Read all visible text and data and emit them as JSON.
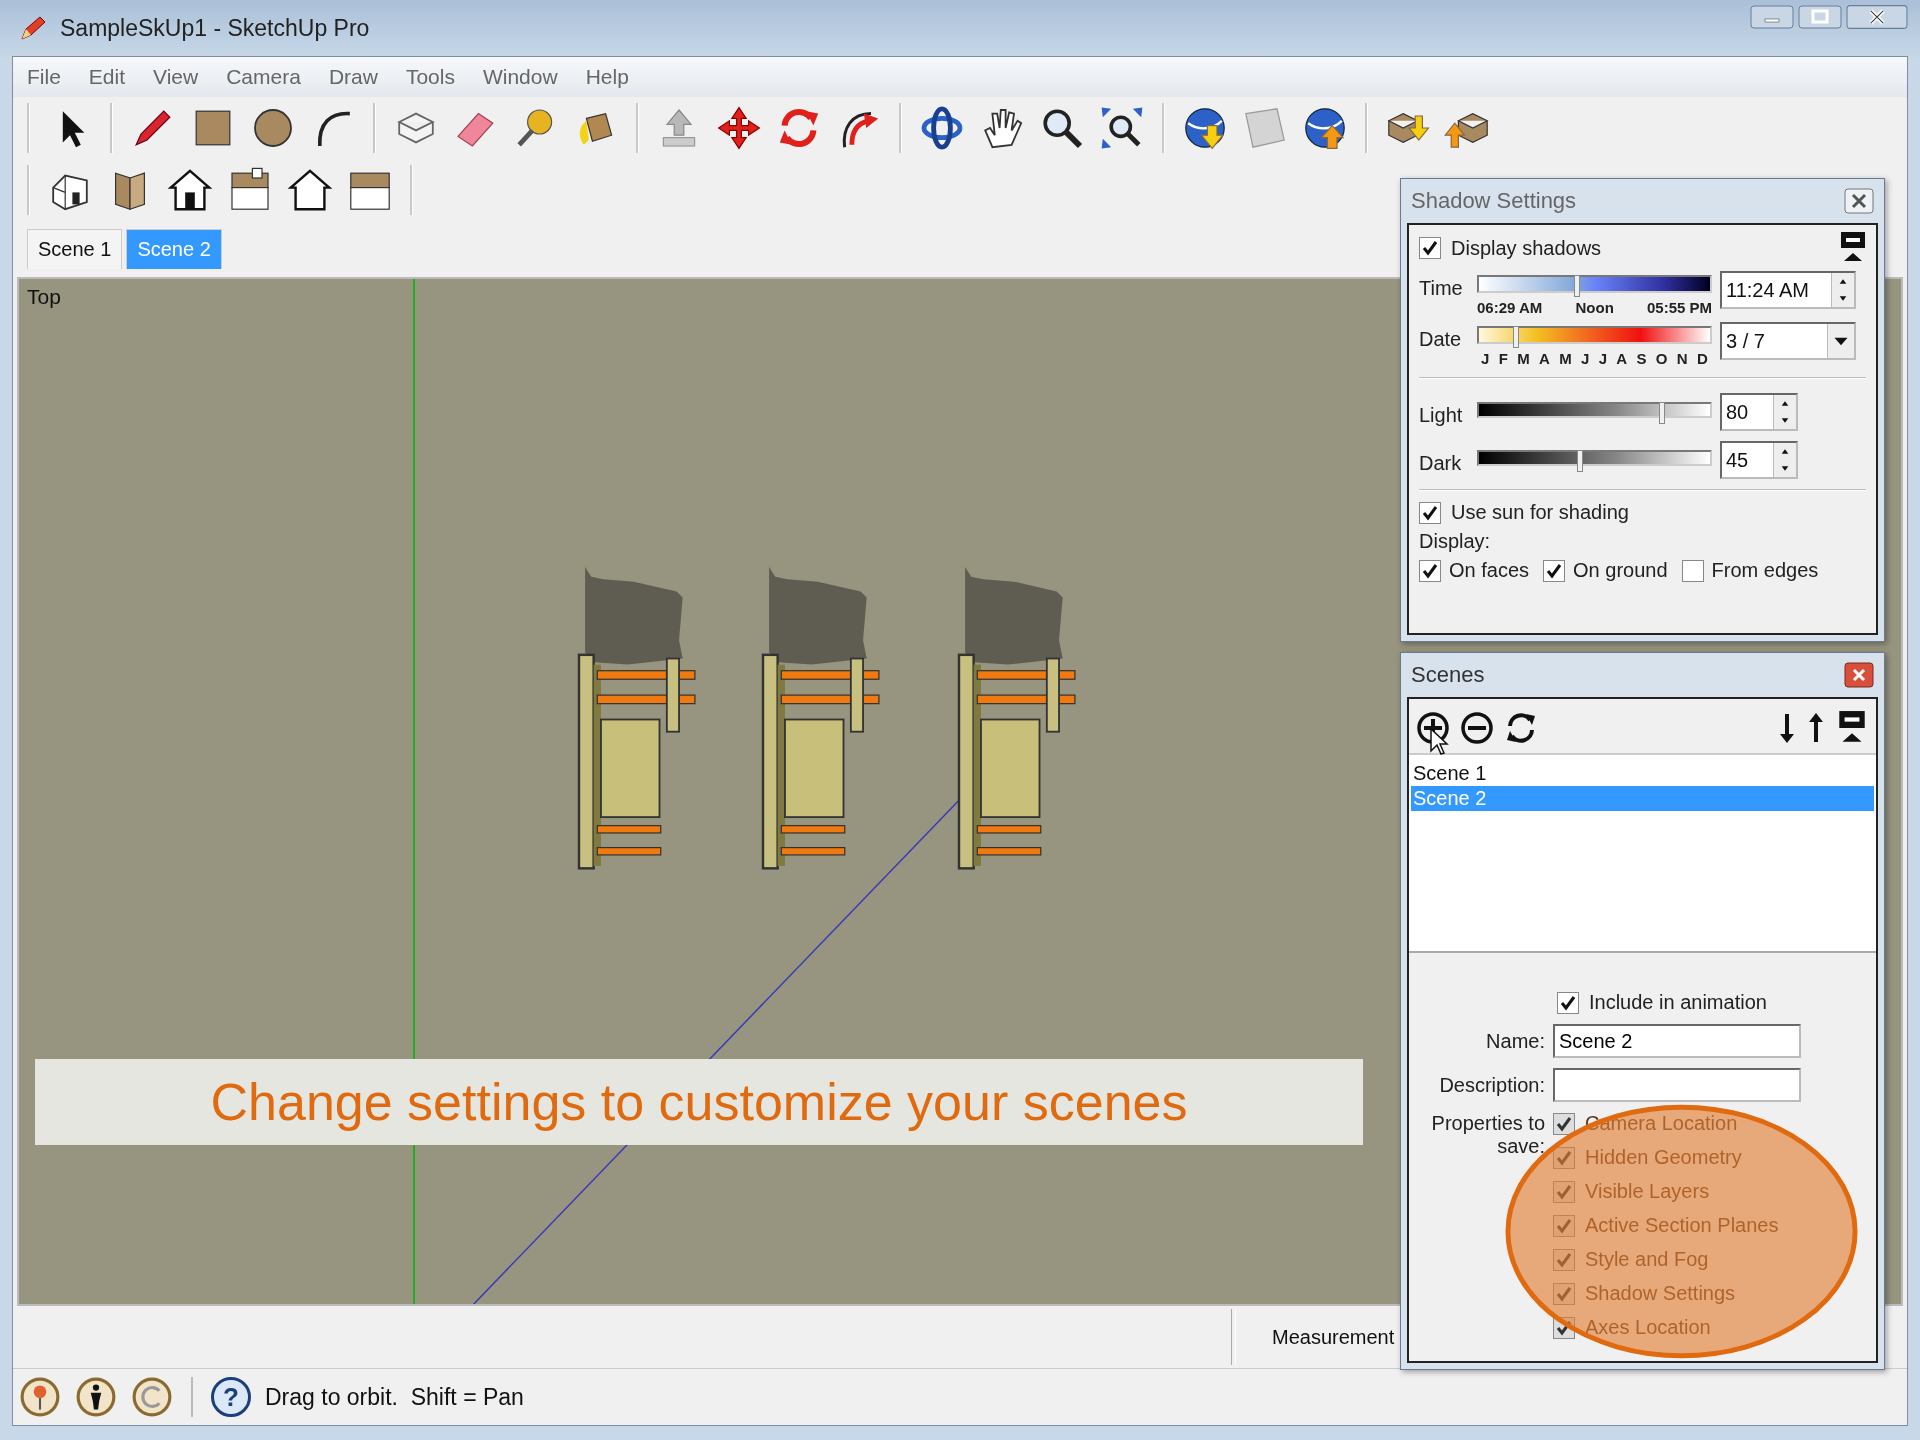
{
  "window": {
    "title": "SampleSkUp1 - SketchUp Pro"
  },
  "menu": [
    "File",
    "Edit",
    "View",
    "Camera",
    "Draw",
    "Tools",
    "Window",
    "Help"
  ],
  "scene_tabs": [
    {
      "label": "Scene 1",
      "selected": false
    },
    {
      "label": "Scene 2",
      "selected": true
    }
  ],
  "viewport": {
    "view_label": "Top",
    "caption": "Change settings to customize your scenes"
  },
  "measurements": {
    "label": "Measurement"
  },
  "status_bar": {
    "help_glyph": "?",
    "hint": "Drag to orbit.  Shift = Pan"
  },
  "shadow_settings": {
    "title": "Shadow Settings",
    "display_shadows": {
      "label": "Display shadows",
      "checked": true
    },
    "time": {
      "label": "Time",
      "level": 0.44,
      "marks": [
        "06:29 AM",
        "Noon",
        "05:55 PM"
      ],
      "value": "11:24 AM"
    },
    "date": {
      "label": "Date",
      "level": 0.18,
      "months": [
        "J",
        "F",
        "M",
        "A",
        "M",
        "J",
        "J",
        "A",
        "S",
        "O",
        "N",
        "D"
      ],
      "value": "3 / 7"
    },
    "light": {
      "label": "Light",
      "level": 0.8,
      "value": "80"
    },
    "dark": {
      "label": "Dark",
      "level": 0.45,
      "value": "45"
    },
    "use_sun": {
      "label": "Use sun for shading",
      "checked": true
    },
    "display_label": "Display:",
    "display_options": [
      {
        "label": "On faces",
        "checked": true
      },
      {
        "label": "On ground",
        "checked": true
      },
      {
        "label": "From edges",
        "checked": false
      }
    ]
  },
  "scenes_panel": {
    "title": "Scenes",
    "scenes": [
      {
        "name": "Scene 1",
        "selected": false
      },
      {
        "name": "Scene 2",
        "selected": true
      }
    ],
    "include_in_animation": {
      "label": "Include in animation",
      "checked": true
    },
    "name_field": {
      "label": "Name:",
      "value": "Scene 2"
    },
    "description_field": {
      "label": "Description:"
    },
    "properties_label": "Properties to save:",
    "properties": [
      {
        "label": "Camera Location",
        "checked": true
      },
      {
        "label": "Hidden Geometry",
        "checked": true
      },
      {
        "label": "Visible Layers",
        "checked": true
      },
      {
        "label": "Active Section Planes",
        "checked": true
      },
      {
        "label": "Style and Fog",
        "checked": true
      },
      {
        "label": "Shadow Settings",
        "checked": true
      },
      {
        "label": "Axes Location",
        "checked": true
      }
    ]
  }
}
··········
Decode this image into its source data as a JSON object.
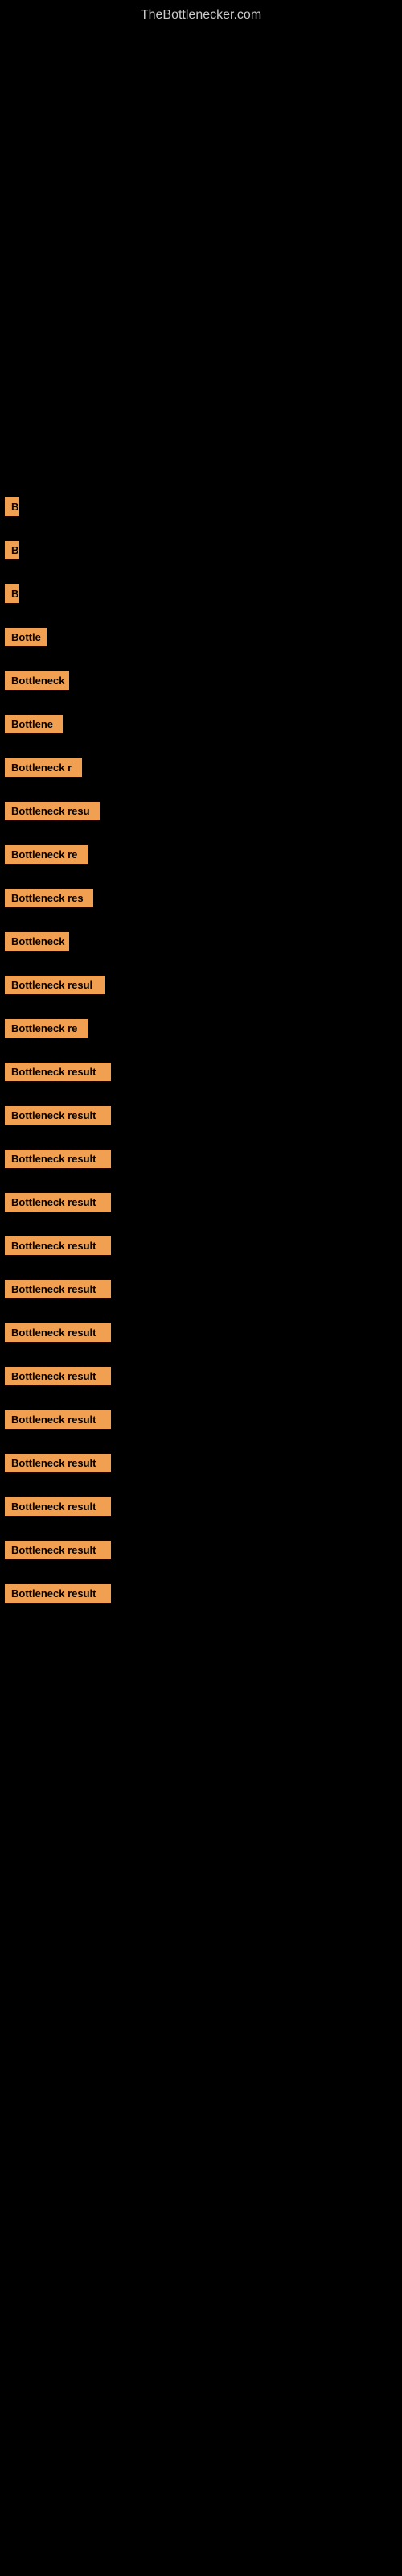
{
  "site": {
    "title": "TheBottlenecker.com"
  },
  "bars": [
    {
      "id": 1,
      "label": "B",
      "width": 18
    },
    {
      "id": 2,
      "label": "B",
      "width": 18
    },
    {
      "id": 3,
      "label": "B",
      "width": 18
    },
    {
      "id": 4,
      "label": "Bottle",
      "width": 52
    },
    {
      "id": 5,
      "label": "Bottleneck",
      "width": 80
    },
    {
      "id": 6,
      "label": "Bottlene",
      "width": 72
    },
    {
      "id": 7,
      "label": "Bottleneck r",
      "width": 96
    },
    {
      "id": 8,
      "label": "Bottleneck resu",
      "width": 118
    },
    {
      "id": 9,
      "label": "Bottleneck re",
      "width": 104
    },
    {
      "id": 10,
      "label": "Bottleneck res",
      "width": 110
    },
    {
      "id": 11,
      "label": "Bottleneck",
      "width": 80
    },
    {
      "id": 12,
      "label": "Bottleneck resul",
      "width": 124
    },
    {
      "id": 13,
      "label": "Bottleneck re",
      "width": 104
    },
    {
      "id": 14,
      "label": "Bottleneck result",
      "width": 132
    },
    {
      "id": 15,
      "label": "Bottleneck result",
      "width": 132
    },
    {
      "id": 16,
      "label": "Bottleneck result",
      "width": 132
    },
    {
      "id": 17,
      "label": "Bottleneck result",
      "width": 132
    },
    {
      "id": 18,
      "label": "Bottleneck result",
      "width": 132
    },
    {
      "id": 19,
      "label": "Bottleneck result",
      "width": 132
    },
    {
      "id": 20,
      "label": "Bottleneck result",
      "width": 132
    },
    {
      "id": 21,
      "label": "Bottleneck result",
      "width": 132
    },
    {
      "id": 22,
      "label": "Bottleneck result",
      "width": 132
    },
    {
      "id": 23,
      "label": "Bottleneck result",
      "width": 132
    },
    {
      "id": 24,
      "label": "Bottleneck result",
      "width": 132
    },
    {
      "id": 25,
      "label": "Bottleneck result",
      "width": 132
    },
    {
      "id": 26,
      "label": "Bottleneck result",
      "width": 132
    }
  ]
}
··········
• **What is required**
In the entries above, identify every line with the word "data". Copy those lines.

• **Response below**
Read all visible text and data and emit them as JSON.
Decode this image into its source data as a JSON object.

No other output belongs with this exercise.